### [WHAT IS NEEDED]
Scan the data below. Pull out each line where "title" occurs.

§ §

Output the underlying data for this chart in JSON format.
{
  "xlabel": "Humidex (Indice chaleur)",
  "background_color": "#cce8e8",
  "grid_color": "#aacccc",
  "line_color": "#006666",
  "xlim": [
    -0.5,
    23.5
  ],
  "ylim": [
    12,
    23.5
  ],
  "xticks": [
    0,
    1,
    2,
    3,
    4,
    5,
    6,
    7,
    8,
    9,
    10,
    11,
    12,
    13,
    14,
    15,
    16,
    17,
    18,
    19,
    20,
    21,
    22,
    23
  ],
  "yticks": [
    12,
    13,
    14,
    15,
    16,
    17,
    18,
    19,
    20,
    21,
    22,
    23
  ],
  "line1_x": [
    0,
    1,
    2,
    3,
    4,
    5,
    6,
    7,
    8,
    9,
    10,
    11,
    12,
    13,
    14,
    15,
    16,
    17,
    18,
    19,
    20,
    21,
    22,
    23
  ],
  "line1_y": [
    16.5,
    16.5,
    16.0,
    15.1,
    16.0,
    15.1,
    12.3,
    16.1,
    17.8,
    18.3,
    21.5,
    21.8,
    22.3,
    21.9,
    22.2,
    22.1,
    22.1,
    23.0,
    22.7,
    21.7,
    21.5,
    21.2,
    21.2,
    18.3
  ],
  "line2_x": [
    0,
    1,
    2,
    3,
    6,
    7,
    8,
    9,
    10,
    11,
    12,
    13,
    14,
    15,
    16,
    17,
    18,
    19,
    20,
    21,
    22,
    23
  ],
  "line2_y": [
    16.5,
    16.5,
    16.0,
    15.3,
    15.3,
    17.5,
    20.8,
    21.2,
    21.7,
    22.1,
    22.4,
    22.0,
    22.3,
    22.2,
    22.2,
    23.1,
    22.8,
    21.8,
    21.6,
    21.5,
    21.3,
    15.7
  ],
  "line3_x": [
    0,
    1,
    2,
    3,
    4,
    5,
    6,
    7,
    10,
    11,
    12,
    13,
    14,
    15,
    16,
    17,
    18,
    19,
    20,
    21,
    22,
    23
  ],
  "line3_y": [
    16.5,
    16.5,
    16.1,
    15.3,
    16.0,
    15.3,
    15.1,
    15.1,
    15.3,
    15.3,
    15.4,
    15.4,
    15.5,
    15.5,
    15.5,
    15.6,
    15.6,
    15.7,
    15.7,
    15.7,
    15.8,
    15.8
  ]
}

§ §

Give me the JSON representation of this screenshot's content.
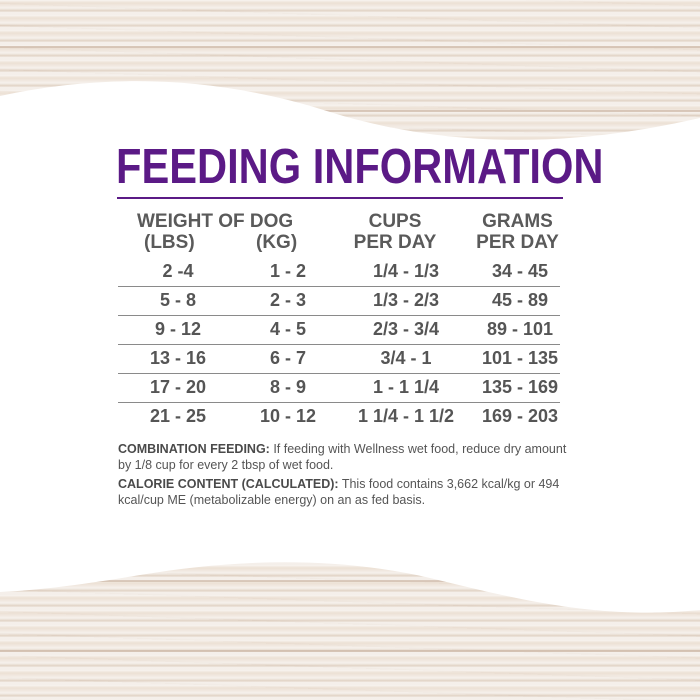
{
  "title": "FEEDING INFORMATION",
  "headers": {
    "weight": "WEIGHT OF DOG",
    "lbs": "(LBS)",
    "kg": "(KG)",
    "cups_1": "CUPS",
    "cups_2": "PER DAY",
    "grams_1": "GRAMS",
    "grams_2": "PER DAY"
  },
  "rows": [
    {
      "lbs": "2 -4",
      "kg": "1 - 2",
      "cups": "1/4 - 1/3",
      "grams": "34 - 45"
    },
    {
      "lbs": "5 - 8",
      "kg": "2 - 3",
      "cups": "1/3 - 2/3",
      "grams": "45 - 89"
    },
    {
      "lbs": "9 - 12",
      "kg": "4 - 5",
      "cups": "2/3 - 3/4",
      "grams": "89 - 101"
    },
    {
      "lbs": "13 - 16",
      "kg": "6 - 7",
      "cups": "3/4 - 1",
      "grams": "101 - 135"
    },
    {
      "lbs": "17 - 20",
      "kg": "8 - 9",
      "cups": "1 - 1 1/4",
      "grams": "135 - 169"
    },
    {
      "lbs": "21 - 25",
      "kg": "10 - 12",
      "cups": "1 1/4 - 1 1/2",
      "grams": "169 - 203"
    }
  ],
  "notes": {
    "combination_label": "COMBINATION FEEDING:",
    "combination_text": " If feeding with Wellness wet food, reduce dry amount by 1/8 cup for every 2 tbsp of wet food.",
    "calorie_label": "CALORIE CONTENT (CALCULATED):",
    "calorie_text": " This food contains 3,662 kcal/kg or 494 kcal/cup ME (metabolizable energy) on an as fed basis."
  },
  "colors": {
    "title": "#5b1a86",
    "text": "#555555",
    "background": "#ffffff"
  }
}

§ §

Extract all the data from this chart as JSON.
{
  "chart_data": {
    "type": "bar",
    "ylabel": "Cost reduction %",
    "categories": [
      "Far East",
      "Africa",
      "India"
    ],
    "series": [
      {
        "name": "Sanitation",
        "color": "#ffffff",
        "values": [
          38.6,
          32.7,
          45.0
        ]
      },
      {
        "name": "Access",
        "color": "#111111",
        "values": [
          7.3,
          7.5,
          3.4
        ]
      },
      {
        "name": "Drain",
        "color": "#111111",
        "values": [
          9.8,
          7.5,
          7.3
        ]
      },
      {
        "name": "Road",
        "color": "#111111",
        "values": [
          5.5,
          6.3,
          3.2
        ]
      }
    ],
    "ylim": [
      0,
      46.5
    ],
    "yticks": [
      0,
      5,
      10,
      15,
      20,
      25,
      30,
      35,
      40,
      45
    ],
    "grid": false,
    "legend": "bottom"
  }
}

§ §

### [TASK RESULT]
  "title": "FEEDING INFORMATION",
    "title": "#5b1a86",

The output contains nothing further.